OBJECTIVE: Write out every line of the records below word for word, leaving out the pictures.

SUPPLIED DATA:
#####

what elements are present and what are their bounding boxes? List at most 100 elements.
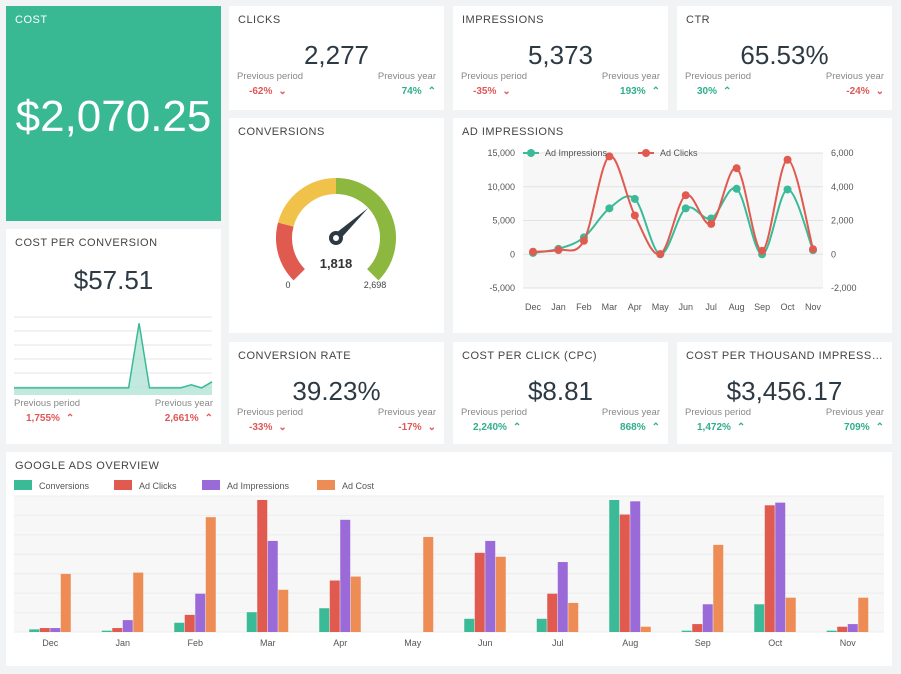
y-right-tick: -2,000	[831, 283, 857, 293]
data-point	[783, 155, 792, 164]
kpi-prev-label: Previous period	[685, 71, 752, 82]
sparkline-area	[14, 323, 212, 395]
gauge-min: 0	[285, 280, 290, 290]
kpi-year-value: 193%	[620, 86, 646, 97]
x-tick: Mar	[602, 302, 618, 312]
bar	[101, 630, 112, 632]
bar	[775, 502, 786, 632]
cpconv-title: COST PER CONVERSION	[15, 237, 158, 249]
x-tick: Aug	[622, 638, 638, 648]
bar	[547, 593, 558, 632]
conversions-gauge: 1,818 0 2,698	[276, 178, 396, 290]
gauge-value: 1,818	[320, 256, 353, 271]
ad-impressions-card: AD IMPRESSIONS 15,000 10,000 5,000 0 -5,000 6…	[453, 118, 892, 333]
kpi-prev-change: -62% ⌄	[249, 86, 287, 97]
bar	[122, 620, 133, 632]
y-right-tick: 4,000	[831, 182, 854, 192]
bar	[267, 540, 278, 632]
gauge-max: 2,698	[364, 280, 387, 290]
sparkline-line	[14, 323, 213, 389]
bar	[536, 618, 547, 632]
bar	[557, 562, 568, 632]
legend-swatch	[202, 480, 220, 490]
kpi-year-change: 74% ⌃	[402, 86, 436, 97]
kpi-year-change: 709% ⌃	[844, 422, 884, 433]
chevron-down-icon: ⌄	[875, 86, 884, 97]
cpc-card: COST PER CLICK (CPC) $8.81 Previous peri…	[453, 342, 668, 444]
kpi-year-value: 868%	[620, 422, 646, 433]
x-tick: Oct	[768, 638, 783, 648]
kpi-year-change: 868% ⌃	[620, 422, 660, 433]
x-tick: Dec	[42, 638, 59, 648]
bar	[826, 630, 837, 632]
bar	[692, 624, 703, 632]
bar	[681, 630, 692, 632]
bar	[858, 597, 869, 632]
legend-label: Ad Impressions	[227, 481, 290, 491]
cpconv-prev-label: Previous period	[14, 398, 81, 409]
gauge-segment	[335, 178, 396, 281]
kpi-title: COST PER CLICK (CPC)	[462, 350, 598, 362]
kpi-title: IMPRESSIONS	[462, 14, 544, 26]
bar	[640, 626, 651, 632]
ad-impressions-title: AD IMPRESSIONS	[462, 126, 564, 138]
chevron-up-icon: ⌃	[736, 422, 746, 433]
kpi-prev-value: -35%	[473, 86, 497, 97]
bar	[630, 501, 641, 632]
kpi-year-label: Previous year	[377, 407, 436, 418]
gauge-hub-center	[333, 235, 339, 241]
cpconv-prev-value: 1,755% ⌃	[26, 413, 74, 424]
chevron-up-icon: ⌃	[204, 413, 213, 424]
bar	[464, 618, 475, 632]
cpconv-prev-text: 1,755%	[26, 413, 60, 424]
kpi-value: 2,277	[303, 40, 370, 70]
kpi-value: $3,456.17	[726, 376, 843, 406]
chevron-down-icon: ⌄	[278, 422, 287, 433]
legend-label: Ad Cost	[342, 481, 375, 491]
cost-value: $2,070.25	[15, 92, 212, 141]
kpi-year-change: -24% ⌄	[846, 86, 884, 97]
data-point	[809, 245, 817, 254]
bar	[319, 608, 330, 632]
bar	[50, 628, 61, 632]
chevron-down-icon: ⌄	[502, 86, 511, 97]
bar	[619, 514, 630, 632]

#####

RESULT BELOW:
what elements are present and what are their bounding boxes? List at most 100 elements.
y-right-tick: -2,000	[831, 283, 857, 293]
data-point	[783, 155, 792, 164]
kpi-prev-label: Previous period	[685, 71, 752, 82]
sparkline-area	[14, 323, 212, 395]
gauge-min: 0	[285, 280, 290, 290]
kpi-year-value: 193%	[620, 86, 646, 97]
x-tick: Mar	[602, 302, 618, 312]
bar	[101, 630, 112, 632]
bar	[775, 502, 786, 632]
cpconv-title: COST PER CONVERSION	[15, 237, 158, 249]
x-tick: Aug	[622, 638, 638, 648]
bar	[547, 593, 558, 632]
conversions-gauge: 1,818 0 2,698	[276, 178, 396, 290]
gauge-value: 1,818	[320, 256, 353, 271]
ad-impressions-card: AD IMPRESSIONS 15,000 10,000 5,000 0 -5,000 6…	[453, 118, 892, 333]
kpi-prev-change: -62% ⌄	[249, 86, 287, 97]
bar	[122, 620, 133, 632]
y-right-tick: 4,000	[831, 182, 854, 192]
bar	[267, 540, 278, 632]
gauge-max: 2,698	[364, 280, 387, 290]
sparkline-line	[14, 323, 213, 389]
bar	[536, 618, 547, 632]
bar	[557, 562, 568, 632]
legend-swatch	[202, 480, 220, 490]
kpi-year-change: 74% ⌃	[402, 86, 436, 97]
kpi-year-change: 709% ⌃	[844, 422, 884, 433]
chevron-down-icon: ⌄	[875, 86, 884, 97]
cpc-card: COST PER CLICK (CPC) $8.81 Previous peri…	[453, 342, 668, 444]
kpi-year-value: 868%	[620, 422, 646, 433]
x-tick: Oct	[768, 638, 783, 648]
kpi-year-change: 868% ⌃	[620, 422, 660, 433]
x-tick: Dec	[42, 638, 59, 648]
bar	[826, 630, 837, 632]
bar	[692, 624, 703, 632]
bar	[681, 630, 692, 632]
bar	[858, 597, 869, 632]
legend-label: Ad Impressions	[227, 481, 290, 491]
cpconv-prev-label: Previous period	[14, 398, 81, 409]
gauge-segment	[335, 178, 396, 281]
kpi-title: COST PER CLICK (CPC)	[462, 350, 598, 362]
kpi-title: IMPRESSIONS	[462, 14, 544, 26]
bar	[640, 626, 651, 632]
ad-impressions-title: AD IMPRESSIONS	[462, 126, 564, 138]
chevron-up-icon: ⌃	[736, 422, 746, 433]
kpi-prev-value: -35%	[473, 86, 497, 97]
bar	[630, 501, 641, 632]
kpi-year-label: Previous year	[377, 407, 436, 418]
gauge-hub-center	[333, 235, 339, 241]
cpconv-prev-value: 1,755% ⌃	[26, 413, 74, 424]
chevron-up-icon: ⌃	[204, 413, 213, 424]
bar	[464, 618, 475, 632]
cpconv-prev-text: 1,755%	[26, 413, 60, 424]
kpi-value: 2,277	[303, 40, 370, 70]
kpi-value: $3,456.17	[726, 376, 843, 406]
chevron-down-icon: ⌄	[278, 422, 287, 433]
legend-label: Ad Cost	[342, 481, 375, 491]
cost-value: $2,070.25	[15, 92, 212, 141]
kpi-year-change: -24% ⌄	[846, 86, 884, 97]
data-point	[809, 245, 817, 254]
bar	[319, 608, 330, 632]
bar	[50, 628, 61, 632]
chevron-down-icon: ⌄	[502, 86, 511, 97]
bar	[619, 514, 630, 632]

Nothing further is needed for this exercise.